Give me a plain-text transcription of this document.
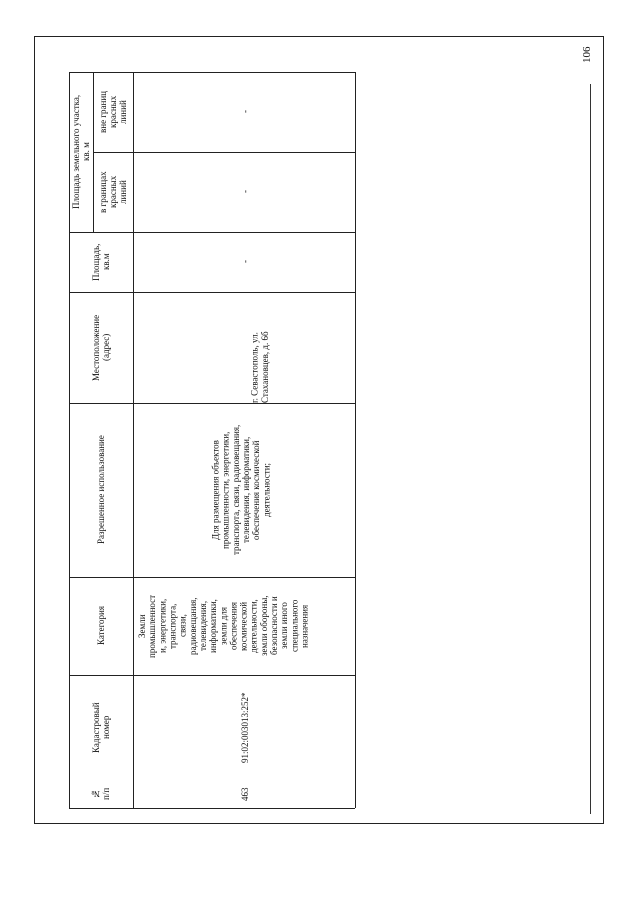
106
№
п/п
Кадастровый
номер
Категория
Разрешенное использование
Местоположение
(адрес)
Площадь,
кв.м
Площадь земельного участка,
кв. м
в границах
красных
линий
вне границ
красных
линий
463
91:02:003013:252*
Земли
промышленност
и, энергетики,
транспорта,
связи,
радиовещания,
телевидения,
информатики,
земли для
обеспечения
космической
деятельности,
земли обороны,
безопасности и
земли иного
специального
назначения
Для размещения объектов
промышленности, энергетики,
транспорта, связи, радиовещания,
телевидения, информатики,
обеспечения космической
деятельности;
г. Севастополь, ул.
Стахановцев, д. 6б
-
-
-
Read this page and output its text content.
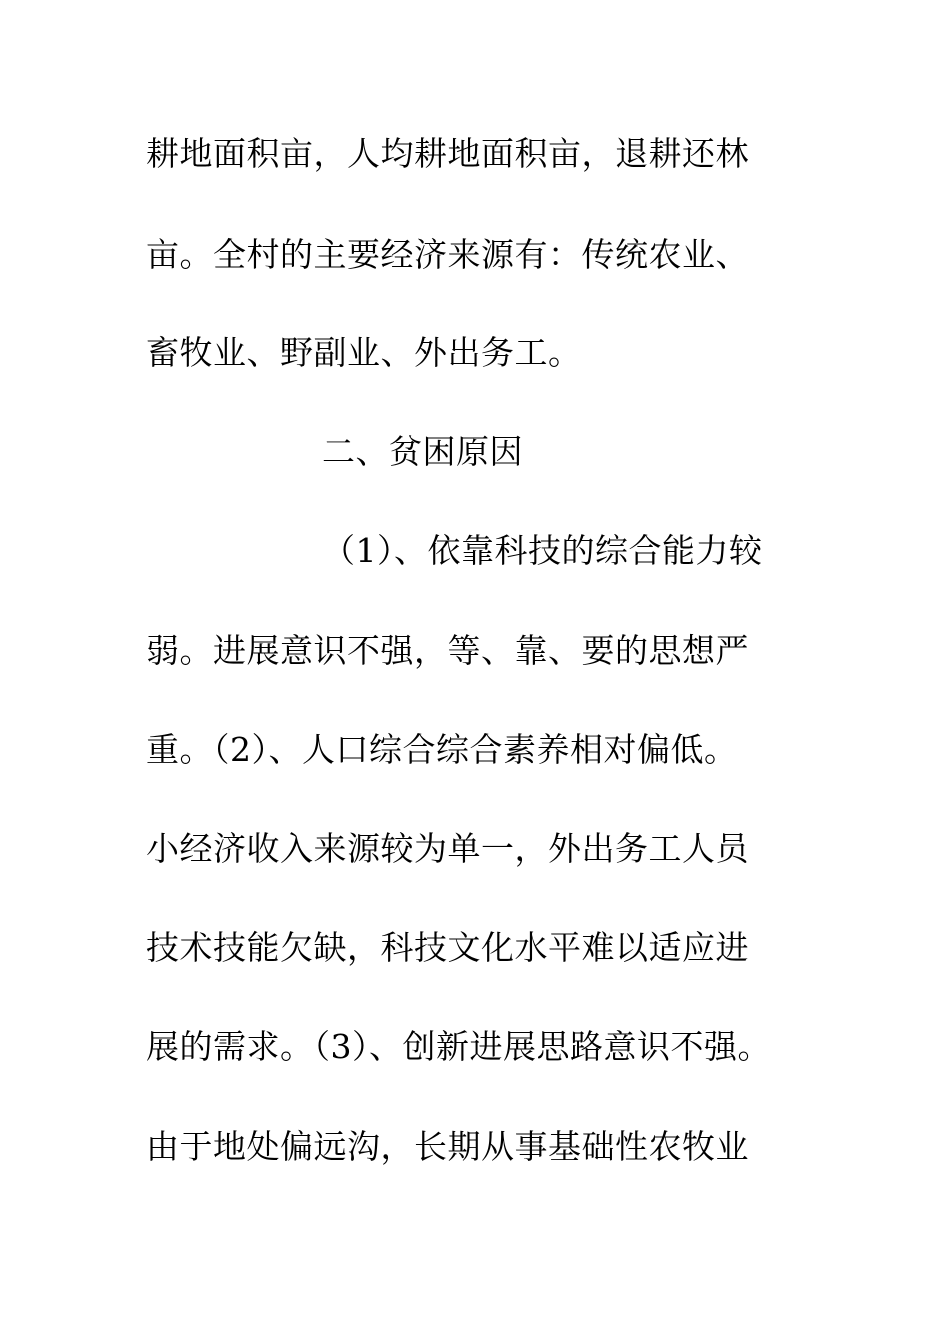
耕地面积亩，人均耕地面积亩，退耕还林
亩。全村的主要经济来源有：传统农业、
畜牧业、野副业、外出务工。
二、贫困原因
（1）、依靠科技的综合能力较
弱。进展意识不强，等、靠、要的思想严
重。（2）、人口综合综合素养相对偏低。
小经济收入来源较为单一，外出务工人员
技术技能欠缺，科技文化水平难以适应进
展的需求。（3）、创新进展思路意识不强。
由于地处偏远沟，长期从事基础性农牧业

==

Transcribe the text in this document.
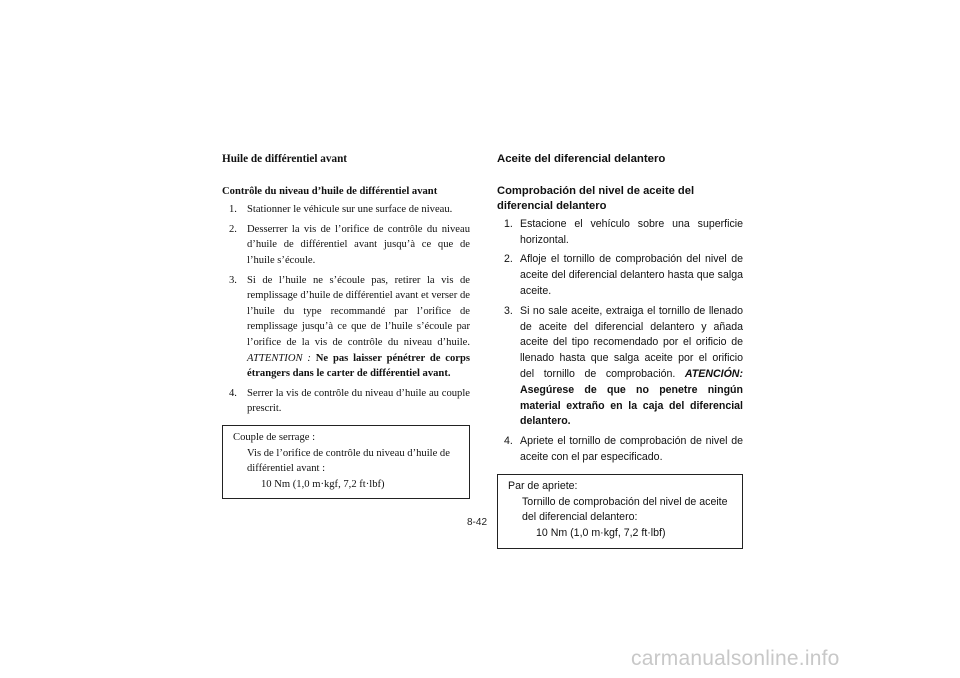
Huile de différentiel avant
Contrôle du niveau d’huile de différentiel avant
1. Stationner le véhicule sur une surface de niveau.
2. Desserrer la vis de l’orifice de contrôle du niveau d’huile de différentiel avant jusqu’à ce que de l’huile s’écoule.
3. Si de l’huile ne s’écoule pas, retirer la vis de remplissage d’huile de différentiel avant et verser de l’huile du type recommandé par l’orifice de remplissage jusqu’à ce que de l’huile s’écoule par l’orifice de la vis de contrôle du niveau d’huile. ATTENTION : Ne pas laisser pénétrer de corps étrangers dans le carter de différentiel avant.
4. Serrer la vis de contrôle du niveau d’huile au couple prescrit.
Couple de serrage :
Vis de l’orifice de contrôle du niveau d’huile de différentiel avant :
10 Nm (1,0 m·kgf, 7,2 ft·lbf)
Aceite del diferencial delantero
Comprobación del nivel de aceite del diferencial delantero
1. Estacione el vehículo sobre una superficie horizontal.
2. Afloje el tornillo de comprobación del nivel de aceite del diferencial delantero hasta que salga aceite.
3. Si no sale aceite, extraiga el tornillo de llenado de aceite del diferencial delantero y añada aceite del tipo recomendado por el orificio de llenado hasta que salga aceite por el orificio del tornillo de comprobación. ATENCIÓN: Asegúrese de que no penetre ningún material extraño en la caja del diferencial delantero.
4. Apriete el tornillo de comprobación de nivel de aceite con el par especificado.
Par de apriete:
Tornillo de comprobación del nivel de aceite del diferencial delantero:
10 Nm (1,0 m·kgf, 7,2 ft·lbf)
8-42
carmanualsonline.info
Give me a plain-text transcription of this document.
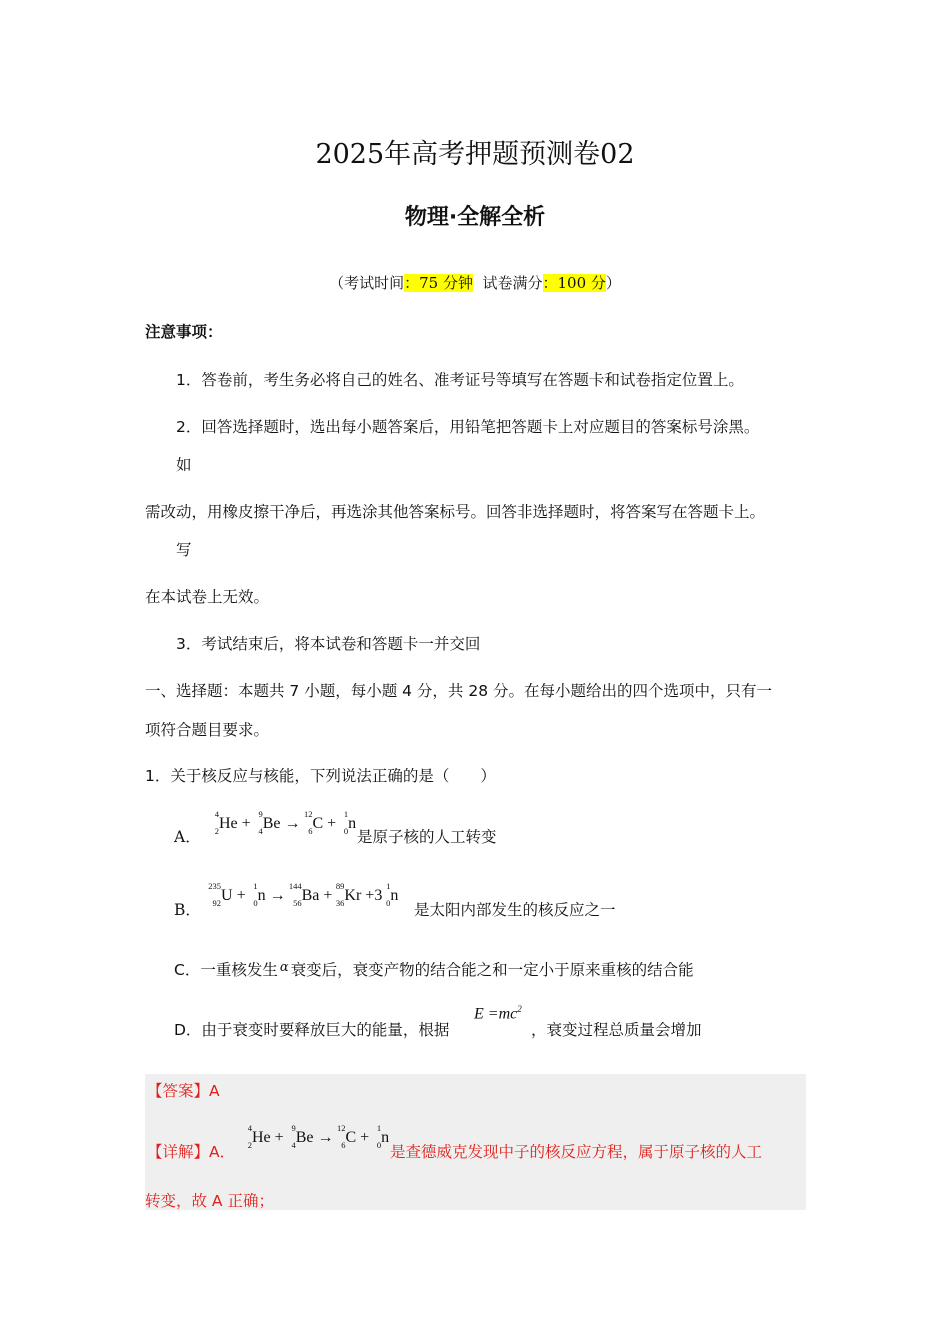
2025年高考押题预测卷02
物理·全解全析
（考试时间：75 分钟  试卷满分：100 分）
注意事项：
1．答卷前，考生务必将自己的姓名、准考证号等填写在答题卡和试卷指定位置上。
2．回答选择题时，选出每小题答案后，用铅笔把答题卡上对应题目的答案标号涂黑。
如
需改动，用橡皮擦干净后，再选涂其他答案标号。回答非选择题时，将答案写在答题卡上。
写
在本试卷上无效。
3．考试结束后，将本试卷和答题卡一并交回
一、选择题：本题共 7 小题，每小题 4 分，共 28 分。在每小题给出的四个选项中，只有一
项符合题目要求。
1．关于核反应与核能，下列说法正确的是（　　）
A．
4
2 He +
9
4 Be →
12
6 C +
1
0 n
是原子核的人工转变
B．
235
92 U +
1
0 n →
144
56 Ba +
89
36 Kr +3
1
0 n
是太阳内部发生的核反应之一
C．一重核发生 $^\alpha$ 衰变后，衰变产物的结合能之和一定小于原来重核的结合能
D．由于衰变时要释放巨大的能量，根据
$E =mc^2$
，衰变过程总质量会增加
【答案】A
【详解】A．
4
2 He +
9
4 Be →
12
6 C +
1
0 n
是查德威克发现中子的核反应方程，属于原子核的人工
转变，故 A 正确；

Given task
From the data, pick out every line that includes "энергетики".

Solution to the problem
и, энергетики,
промышленности, энергетики,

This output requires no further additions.